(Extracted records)
- - -
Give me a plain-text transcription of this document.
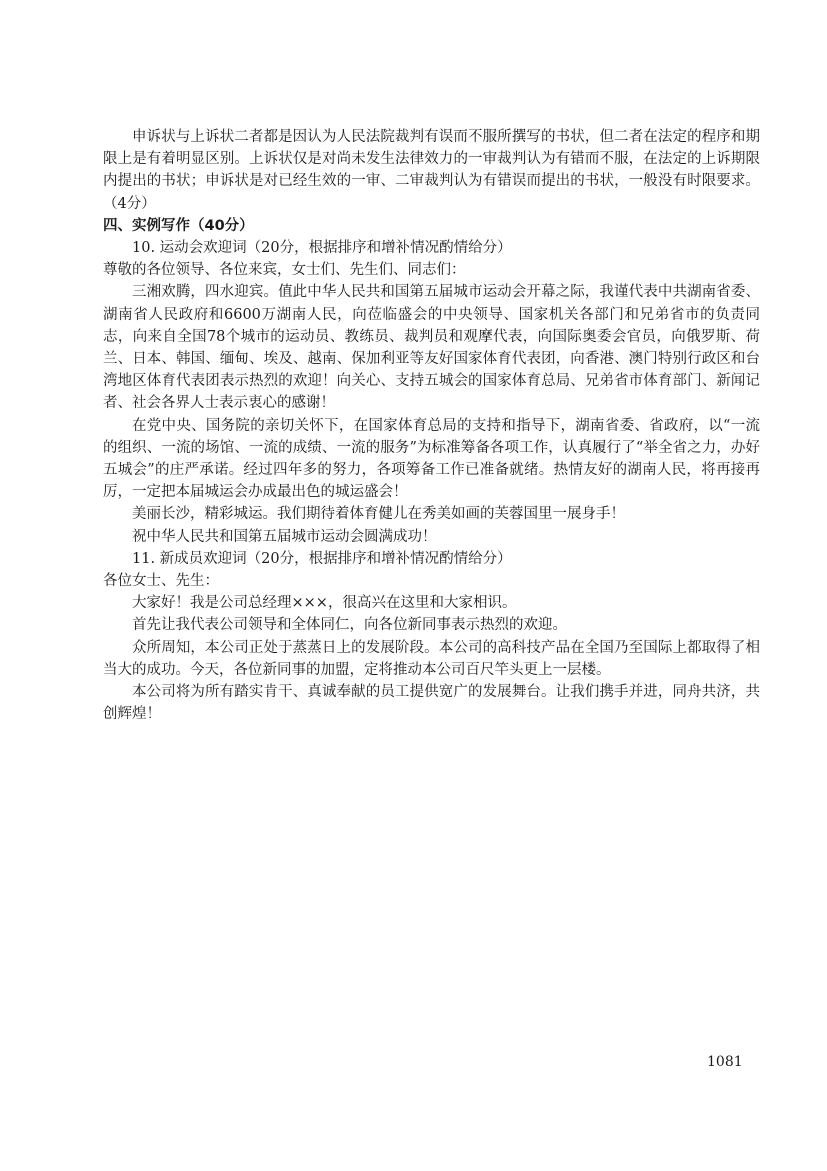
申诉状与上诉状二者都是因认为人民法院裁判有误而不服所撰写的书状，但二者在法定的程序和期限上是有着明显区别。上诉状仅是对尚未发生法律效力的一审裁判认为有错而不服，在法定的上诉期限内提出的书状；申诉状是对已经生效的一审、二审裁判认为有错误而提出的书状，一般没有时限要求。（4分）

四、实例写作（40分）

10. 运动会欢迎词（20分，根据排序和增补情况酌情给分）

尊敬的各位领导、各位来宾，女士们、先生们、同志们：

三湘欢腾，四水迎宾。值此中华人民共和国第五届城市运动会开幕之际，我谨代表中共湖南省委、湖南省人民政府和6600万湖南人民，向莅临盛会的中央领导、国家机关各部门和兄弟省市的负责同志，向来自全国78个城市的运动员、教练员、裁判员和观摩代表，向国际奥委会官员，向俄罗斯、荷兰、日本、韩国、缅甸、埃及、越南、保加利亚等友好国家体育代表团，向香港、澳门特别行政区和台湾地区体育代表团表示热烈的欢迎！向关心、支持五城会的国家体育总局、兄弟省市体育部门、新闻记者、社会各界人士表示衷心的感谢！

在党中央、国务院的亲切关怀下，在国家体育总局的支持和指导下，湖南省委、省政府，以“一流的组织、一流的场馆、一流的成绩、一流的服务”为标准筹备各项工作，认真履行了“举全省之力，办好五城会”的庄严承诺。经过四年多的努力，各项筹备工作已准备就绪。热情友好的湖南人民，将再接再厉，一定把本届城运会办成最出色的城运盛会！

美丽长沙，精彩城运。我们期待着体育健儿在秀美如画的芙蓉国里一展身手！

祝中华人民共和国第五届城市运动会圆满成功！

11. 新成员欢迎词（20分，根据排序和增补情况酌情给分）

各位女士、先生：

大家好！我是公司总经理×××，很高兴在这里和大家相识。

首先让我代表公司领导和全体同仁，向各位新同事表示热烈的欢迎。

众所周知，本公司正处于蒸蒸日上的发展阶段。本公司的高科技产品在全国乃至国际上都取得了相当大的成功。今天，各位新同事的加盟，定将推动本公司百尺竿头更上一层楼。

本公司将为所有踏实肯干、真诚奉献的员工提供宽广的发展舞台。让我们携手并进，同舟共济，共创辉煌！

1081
- - -
SET PROBLEM:
Filter the records, keeping only lines that contain "根据排序和增补情况酌情给分", and show those lines.

CORRECT OUTPUT:
10. 运动会欢迎词（20分，根据排序和增补情况酌情给分）
11. 新成员欢迎词（20分，根据排序和增补情况酌情给分）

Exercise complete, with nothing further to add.